- _AIM OF THE TASK_:
Copy out every one of the following lines with no changes.

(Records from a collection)
## Start

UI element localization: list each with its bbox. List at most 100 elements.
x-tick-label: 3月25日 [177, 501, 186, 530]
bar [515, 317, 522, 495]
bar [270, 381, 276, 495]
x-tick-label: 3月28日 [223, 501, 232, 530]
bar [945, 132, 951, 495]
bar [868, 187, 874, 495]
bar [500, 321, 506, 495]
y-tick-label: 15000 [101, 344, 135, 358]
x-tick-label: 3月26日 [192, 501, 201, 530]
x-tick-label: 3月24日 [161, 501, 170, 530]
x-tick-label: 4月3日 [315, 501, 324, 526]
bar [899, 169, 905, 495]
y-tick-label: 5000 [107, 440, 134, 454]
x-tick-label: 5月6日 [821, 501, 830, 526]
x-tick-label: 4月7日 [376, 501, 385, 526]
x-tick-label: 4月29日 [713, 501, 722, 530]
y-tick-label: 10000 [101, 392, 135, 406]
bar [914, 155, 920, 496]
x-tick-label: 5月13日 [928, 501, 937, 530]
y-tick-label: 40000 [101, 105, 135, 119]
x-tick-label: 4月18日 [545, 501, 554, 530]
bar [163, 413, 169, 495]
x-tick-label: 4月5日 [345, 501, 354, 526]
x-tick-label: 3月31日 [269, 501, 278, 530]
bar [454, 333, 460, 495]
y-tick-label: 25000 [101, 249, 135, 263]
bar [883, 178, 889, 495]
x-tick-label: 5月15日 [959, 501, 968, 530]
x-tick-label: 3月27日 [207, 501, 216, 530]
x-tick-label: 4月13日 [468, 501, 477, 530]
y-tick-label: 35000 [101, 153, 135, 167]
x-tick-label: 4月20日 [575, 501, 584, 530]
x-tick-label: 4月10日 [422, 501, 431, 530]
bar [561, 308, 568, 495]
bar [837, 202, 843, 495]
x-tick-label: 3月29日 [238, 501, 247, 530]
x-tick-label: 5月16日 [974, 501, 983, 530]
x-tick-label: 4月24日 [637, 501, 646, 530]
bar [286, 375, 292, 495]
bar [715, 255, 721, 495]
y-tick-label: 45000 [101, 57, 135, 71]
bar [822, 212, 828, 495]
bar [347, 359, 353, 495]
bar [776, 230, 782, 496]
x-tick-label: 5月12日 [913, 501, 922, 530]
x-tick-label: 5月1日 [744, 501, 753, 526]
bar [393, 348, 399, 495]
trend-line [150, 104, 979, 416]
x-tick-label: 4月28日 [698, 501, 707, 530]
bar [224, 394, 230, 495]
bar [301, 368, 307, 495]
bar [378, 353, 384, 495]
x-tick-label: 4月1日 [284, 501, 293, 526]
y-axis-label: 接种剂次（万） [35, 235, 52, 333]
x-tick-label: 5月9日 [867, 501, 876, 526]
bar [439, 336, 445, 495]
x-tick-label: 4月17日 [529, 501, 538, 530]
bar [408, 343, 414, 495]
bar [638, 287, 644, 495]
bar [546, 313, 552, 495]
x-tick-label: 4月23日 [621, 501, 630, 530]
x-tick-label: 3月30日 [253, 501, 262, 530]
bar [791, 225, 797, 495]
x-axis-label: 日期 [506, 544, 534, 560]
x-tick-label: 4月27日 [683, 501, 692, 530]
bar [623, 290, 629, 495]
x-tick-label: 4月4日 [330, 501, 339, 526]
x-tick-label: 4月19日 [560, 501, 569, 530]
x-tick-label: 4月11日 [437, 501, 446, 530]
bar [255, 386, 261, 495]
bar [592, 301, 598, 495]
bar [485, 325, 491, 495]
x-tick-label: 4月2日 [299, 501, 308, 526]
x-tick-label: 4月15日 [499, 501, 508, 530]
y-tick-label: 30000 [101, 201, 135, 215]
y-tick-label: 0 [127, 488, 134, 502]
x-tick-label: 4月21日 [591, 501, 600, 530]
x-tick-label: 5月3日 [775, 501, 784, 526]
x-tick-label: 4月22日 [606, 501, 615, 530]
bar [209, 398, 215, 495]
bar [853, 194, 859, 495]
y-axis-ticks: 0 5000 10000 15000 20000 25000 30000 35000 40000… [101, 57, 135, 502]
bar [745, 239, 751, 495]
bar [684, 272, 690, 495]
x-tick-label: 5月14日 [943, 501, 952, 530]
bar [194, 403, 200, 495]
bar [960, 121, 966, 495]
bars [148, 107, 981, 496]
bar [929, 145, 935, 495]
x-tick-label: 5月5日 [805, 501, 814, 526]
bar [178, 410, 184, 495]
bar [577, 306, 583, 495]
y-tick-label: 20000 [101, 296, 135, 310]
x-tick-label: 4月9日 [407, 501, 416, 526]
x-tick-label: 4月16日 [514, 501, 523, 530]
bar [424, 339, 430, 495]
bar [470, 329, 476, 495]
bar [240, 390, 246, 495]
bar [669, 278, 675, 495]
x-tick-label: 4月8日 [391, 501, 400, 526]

## End

- _RESULT OF THIS TASK_:
UI element localization: list each with its bbox. List at most 100 elements.
x-tick-label: 3月25日 [177, 501, 186, 530]
bar [515, 317, 522, 495]
bar [270, 381, 276, 495]
x-tick-label: 3月28日 [223, 501, 232, 530]
bar [945, 132, 951, 495]
bar [868, 187, 874, 495]
bar [500, 321, 506, 495]
y-tick-label: 15000 [101, 344, 135, 358]
x-tick-label: 3月26日 [192, 501, 201, 530]
x-tick-label: 3月24日 [161, 501, 170, 530]
x-tick-label: 4月3日 [315, 501, 324, 526]
bar [899, 169, 905, 495]
y-tick-label: 5000 [107, 440, 134, 454]
x-tick-label: 5月6日 [821, 501, 830, 526]
x-tick-label: 4月7日 [376, 501, 385, 526]
x-tick-label: 4月29日 [713, 501, 722, 530]
y-tick-label: 10000 [101, 392, 135, 406]
bar [914, 155, 920, 496]
x-tick-label: 5月13日 [928, 501, 937, 530]
y-tick-label: 40000 [101, 105, 135, 119]
x-tick-label: 4月18日 [545, 501, 554, 530]
bar [163, 413, 169, 495]
x-tick-label: 4月5日 [345, 501, 354, 526]
x-tick-label: 3月31日 [269, 501, 278, 530]
bar [454, 333, 460, 495]
y-tick-label: 25000 [101, 249, 135, 263]
bar [883, 178, 889, 495]
x-tick-label: 5月15日 [959, 501, 968, 530]
x-tick-label: 3月27日 [207, 501, 216, 530]
x-tick-label: 4月13日 [468, 501, 477, 530]
y-tick-label: 35000 [101, 153, 135, 167]
x-tick-label: 4月20日 [575, 501, 584, 530]
x-tick-label: 4月10日 [422, 501, 431, 530]
bar [561, 308, 568, 495]
bar [837, 202, 843, 495]
x-tick-label: 3月29日 [238, 501, 247, 530]
x-tick-label: 5月16日 [974, 501, 983, 530]
x-tick-label: 4月24日 [637, 501, 646, 530]
bar [286, 375, 292, 495]
bar [715, 255, 721, 495]
y-tick-label: 45000 [101, 57, 135, 71]
bar [822, 212, 828, 495]
bar [347, 359, 353, 495]
bar [776, 230, 782, 496]
x-tick-label: 5月12日 [913, 501, 922, 530]
x-tick-label: 5月1日 [744, 501, 753, 526]
bar [393, 348, 399, 495]
trend-line [150, 104, 979, 416]
x-tick-label: 4月28日 [698, 501, 707, 530]
bar [224, 394, 230, 495]
bar [301, 368, 307, 495]
bar [378, 353, 384, 495]
x-tick-label: 4月1日 [284, 501, 293, 526]
y-axis-label: 接种剂次（万） [35, 235, 52, 333]
x-tick-label: 5月9日 [867, 501, 876, 526]
bar [439, 336, 445, 495]
x-tick-label: 4月17日 [529, 501, 538, 530]
bar [408, 343, 414, 495]
bar [638, 287, 644, 495]
bar [546, 313, 552, 495]
x-tick-label: 4月23日 [621, 501, 630, 530]
x-tick-label: 3月30日 [253, 501, 262, 530]
bar [791, 225, 797, 495]
x-axis-label: 日期 [506, 544, 534, 560]
x-tick-label: 4月27日 [683, 501, 692, 530]
bar [623, 290, 629, 495]
x-tick-label: 4月4日 [330, 501, 339, 526]
x-tick-label: 4月19日 [560, 501, 569, 530]
x-tick-label: 4月11日 [437, 501, 446, 530]
bar [255, 386, 261, 495]
bar [592, 301, 598, 495]
bar [485, 325, 491, 495]
x-tick-label: 4月2日 [299, 501, 308, 526]
x-tick-label: 4月15日 [499, 501, 508, 530]
y-tick-label: 30000 [101, 201, 135, 215]
y-tick-label: 0 [127, 488, 134, 502]
x-tick-label: 4月21日 [591, 501, 600, 530]
x-tick-label: 5月3日 [775, 501, 784, 526]
x-tick-label: 4月22日 [606, 501, 615, 530]
bar [209, 398, 215, 495]
bar [853, 194, 859, 495]
y-axis-ticks: 0 5000 10000 15000 20000 25000 30000 35000 40000… [101, 57, 135, 502]
bar [745, 239, 751, 495]
bar [684, 272, 690, 495]
x-tick-label: 5月14日 [943, 501, 952, 530]
bar [194, 403, 200, 495]
bar [960, 121, 966, 495]
bars [148, 107, 981, 496]
bar [929, 145, 935, 495]
x-tick-label: 5月5日 [805, 501, 814, 526]
bar [178, 410, 184, 495]
bar [577, 306, 583, 495]
y-tick-label: 20000 [101, 296, 135, 310]
x-tick-label: 4月9日 [407, 501, 416, 526]
x-tick-label: 4月16日 [514, 501, 523, 530]
bar [424, 339, 430, 495]
bar [470, 329, 476, 495]
bar [240, 390, 246, 495]
bar [669, 278, 675, 495]
x-tick-label: 4月8日 [391, 501, 400, 526]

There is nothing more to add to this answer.